▶ Set task
For the records below, give the count of lines holding the word "view" and nothing more.
## BEGIN Stored records
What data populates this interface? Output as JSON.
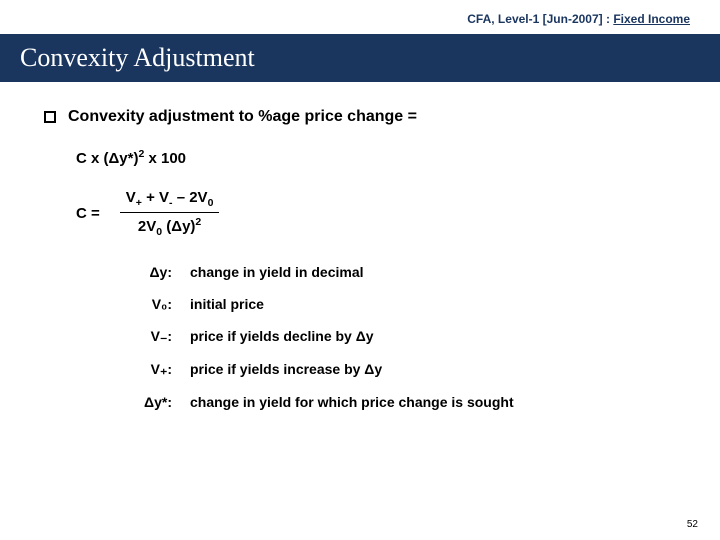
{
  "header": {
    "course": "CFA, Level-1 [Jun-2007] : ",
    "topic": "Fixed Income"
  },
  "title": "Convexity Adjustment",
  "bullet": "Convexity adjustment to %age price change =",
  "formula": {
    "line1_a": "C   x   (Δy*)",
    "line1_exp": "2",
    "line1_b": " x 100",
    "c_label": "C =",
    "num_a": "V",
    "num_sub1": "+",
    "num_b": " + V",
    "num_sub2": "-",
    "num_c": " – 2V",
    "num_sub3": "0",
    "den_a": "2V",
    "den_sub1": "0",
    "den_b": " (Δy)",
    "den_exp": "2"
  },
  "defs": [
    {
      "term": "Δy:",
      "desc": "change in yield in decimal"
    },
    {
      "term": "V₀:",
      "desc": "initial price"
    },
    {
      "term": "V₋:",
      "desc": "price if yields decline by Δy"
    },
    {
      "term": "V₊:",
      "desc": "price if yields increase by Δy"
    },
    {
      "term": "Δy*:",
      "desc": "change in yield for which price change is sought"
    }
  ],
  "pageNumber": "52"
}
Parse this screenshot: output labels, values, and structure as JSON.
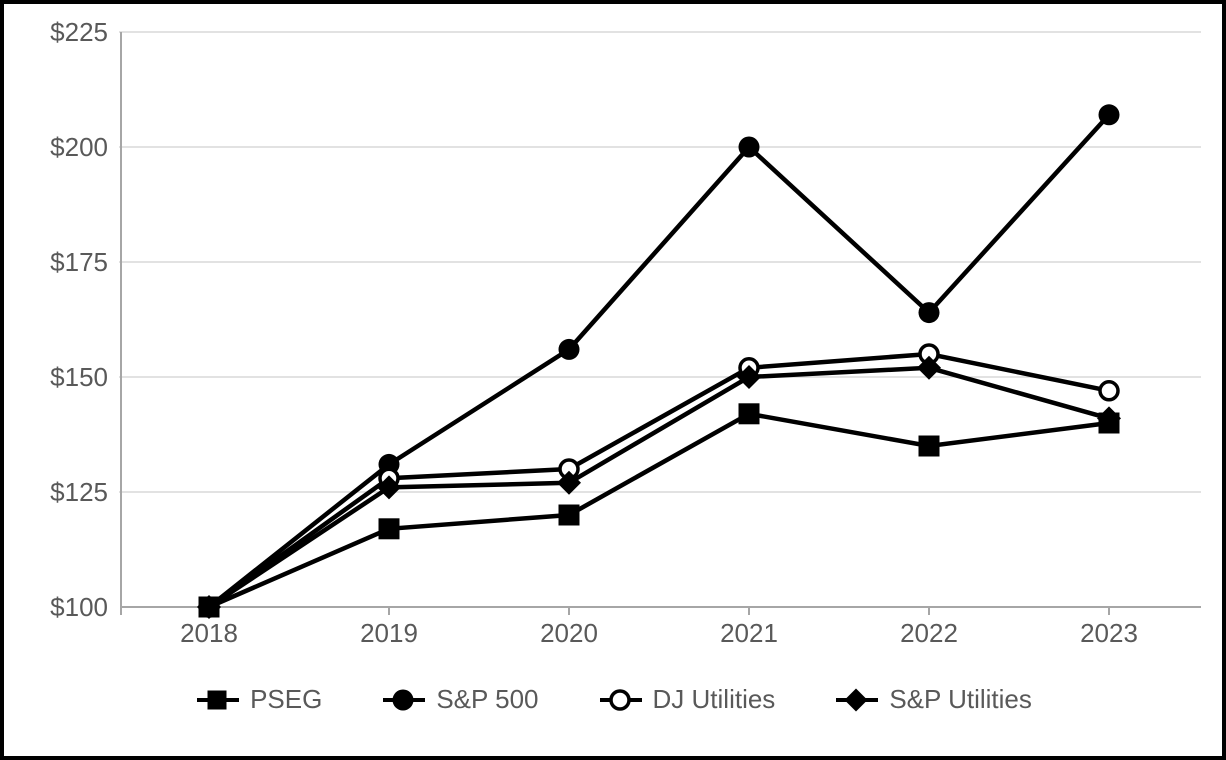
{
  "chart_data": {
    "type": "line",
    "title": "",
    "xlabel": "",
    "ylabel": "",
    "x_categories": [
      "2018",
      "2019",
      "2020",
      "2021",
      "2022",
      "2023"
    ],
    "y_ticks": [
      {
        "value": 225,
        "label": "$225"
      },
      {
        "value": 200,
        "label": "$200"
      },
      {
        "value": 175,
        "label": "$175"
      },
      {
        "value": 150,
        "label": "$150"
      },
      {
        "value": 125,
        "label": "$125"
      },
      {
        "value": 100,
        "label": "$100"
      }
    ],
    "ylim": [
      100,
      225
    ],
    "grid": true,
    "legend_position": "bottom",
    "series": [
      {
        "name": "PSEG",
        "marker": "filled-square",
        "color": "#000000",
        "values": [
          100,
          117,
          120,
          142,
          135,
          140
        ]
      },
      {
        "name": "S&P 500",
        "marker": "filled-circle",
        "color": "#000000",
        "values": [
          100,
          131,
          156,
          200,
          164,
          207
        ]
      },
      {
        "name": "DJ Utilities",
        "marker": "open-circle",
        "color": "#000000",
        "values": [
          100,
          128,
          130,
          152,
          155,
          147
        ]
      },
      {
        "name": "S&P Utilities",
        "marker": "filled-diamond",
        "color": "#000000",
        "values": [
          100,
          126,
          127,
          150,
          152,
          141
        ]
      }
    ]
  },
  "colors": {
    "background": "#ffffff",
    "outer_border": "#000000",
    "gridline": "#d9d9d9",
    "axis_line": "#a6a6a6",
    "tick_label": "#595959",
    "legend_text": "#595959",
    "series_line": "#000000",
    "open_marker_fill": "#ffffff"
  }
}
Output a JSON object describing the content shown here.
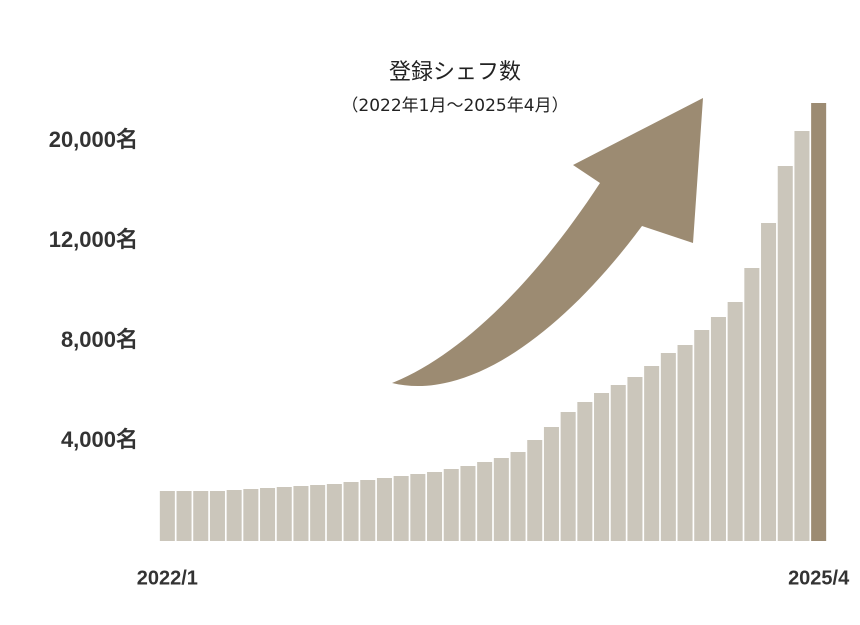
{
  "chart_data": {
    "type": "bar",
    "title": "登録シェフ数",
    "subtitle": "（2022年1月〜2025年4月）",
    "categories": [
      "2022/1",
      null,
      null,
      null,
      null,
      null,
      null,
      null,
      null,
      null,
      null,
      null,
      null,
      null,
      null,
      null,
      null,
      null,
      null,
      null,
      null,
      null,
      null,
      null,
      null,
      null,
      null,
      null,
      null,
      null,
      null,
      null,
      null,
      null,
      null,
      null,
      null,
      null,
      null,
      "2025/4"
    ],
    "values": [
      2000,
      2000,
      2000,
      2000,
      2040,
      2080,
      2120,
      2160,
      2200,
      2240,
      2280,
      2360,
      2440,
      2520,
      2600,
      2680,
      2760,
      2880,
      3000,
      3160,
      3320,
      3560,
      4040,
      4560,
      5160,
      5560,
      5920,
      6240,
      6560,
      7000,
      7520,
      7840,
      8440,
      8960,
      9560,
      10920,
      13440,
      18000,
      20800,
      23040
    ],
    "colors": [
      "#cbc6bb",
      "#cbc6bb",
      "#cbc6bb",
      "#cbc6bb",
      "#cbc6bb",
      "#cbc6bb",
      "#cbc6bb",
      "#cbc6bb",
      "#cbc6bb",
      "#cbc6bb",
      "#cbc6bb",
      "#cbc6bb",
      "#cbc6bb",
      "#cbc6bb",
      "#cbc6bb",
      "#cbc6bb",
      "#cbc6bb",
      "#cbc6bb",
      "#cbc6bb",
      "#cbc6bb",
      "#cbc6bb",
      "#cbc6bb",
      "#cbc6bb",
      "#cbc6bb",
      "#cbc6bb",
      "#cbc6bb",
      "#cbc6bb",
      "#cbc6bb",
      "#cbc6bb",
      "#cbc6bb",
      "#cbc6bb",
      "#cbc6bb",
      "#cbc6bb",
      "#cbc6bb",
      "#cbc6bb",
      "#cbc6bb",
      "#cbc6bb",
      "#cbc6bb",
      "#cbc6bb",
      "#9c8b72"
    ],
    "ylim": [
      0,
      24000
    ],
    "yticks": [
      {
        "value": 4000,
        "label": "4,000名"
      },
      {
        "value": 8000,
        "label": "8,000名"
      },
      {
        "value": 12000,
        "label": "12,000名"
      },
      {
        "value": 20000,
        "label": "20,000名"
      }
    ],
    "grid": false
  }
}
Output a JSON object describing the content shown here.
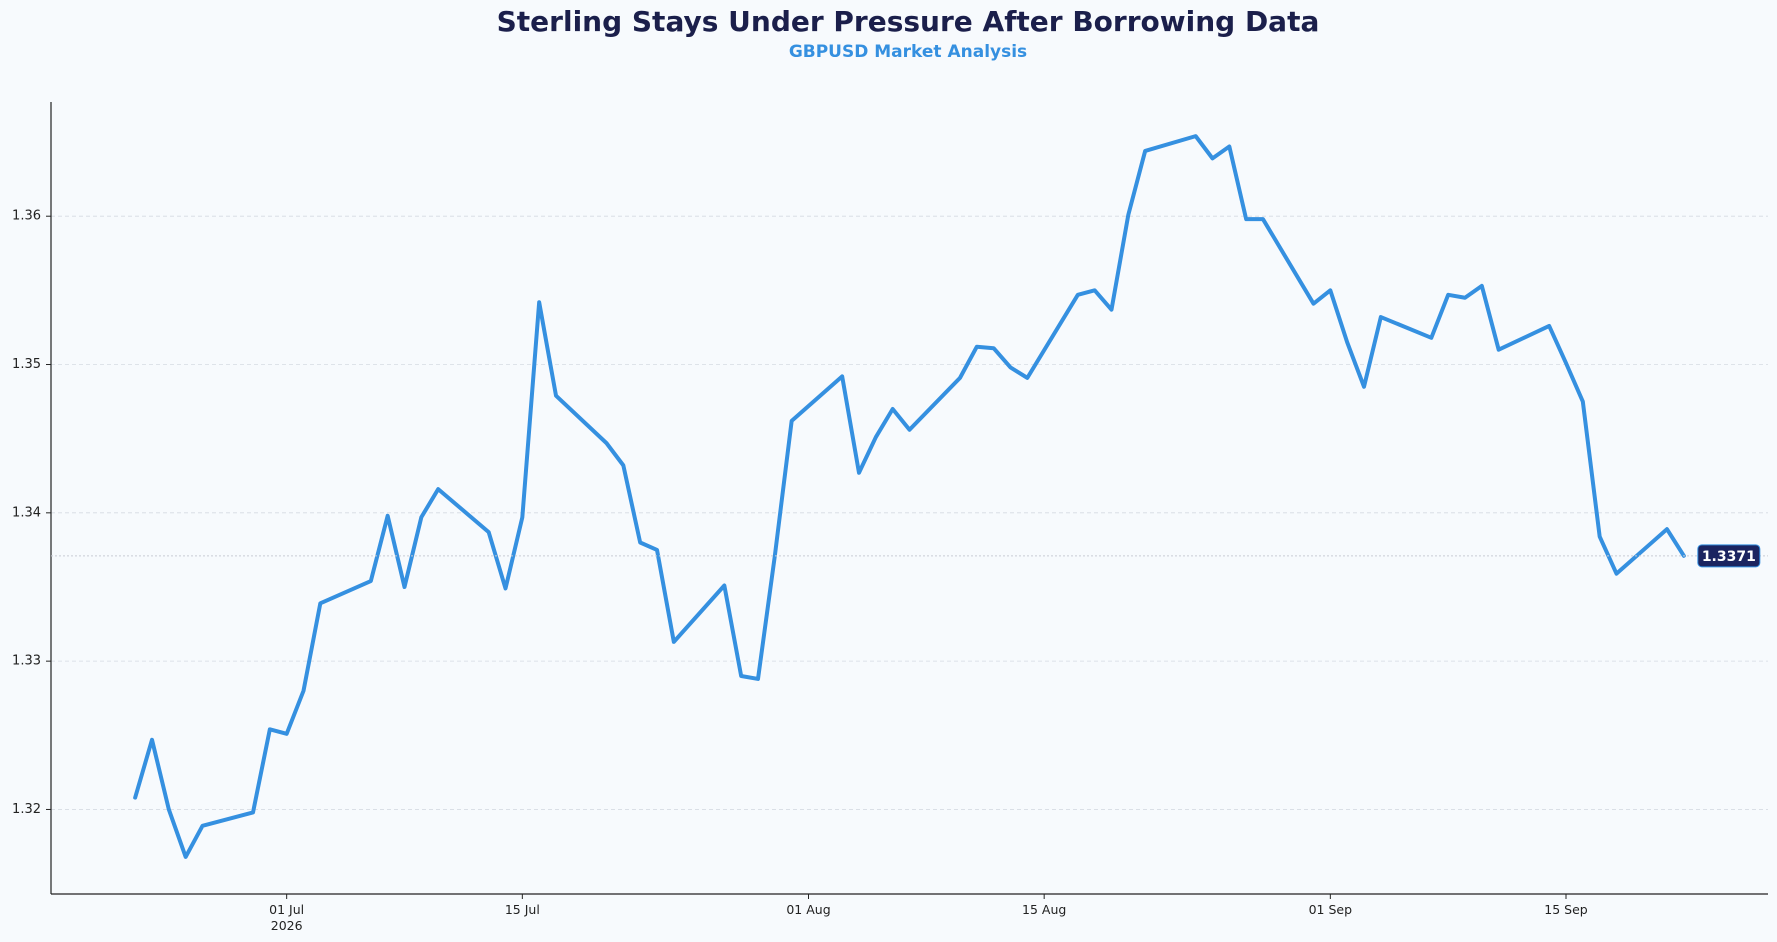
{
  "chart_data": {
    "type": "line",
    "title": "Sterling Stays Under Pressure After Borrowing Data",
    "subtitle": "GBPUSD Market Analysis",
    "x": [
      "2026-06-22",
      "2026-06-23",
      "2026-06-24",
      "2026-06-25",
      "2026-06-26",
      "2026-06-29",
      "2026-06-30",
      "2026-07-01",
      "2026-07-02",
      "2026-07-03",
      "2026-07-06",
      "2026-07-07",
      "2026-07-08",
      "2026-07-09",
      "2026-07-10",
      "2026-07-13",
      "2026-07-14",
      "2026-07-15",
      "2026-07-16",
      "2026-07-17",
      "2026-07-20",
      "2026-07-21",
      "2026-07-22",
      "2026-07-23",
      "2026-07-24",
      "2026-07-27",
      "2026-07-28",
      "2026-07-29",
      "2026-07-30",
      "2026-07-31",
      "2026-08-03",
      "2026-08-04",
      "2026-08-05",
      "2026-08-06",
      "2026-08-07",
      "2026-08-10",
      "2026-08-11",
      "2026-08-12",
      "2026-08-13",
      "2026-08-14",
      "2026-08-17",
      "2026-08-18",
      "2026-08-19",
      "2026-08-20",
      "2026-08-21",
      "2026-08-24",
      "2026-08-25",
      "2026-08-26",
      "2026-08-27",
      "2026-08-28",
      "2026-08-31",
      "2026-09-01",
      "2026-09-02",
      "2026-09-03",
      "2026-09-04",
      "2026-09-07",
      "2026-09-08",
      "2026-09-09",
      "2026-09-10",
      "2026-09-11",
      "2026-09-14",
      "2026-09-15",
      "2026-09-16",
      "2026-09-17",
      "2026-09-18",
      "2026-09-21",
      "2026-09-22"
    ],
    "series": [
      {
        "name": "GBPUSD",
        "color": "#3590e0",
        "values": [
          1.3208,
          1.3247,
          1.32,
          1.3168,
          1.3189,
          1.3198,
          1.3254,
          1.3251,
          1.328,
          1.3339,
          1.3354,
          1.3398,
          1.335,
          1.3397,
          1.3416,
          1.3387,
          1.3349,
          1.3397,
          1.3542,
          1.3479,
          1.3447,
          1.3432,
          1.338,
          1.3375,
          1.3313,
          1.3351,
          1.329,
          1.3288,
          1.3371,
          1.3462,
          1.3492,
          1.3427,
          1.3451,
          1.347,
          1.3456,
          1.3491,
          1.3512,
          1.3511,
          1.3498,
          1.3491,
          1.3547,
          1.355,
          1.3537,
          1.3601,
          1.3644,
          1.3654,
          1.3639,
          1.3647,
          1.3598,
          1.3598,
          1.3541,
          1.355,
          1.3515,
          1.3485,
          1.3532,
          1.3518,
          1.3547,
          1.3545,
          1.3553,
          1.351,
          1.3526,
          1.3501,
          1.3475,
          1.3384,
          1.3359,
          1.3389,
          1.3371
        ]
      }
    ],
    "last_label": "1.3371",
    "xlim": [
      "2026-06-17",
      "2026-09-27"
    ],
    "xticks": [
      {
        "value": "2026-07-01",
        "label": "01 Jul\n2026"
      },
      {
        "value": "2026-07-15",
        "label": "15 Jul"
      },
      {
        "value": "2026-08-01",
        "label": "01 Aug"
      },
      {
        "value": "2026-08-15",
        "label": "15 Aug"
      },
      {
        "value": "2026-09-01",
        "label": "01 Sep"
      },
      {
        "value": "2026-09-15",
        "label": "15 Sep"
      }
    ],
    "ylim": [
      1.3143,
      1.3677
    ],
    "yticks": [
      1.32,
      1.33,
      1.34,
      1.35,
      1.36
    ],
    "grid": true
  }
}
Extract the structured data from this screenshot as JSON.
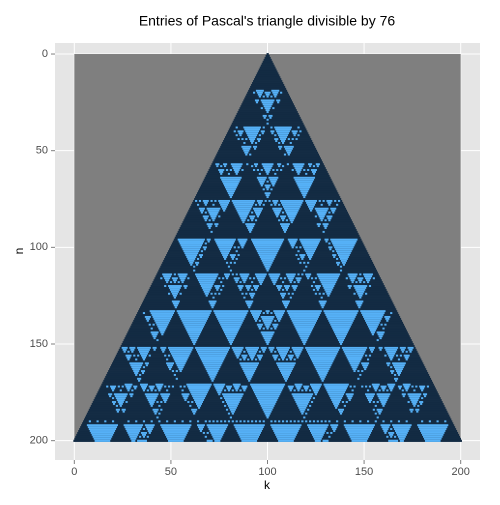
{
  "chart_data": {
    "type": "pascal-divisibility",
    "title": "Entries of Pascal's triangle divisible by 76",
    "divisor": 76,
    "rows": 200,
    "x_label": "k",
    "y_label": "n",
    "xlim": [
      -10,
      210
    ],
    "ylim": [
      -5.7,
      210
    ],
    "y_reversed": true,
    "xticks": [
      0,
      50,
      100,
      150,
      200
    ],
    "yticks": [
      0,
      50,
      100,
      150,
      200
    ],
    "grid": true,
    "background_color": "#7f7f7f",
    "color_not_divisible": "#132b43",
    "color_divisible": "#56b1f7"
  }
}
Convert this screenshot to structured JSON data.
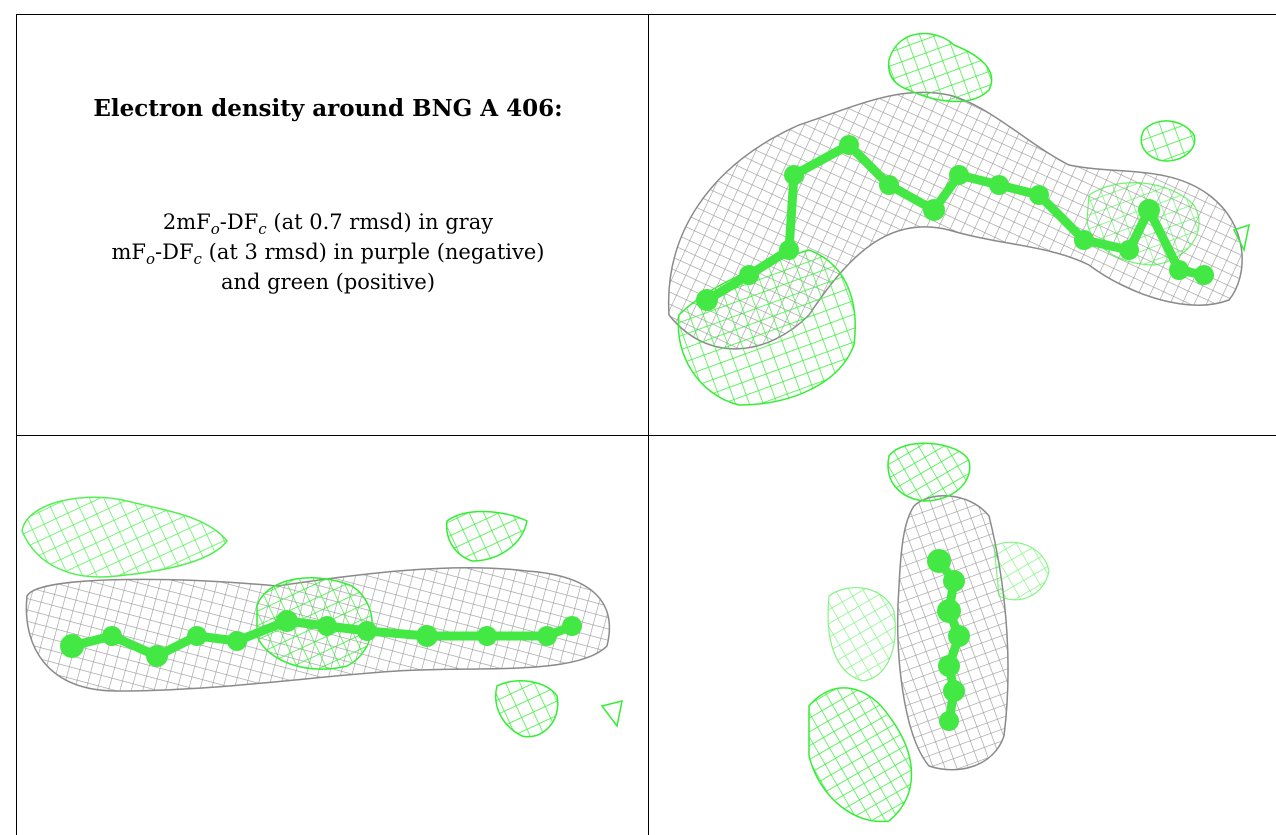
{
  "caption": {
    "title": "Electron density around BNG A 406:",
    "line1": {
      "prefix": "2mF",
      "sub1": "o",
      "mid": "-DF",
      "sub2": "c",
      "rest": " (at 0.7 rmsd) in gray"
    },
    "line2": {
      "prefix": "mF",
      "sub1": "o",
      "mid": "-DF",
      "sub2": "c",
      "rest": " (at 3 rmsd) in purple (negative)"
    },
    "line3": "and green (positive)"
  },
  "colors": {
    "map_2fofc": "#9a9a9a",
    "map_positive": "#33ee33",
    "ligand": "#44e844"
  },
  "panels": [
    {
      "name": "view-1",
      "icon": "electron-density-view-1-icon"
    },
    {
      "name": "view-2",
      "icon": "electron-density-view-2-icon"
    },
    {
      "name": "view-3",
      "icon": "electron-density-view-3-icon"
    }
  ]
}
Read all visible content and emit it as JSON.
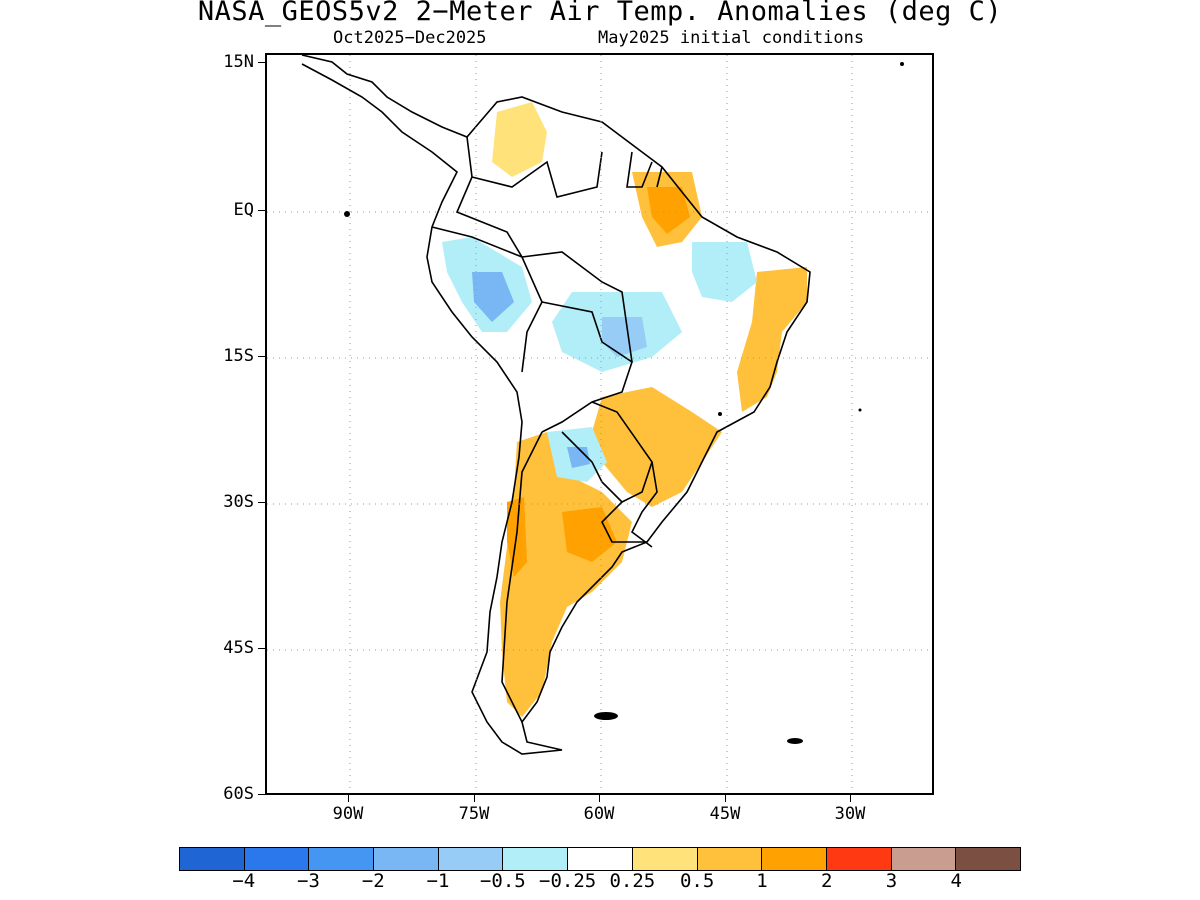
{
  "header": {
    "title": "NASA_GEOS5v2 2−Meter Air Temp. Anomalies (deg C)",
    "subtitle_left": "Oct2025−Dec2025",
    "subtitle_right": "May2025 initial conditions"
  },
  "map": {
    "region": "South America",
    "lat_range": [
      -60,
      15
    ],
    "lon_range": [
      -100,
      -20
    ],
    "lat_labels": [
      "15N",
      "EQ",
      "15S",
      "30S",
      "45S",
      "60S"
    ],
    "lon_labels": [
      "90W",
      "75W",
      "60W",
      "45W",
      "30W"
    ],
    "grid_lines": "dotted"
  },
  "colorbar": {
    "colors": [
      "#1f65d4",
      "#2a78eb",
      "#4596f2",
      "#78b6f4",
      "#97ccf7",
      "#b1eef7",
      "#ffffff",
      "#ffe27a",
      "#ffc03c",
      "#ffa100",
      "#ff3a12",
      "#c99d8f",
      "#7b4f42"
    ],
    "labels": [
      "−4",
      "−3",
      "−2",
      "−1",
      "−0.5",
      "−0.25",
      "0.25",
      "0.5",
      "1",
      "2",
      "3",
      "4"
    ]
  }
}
## END Stored records
▶ The result
6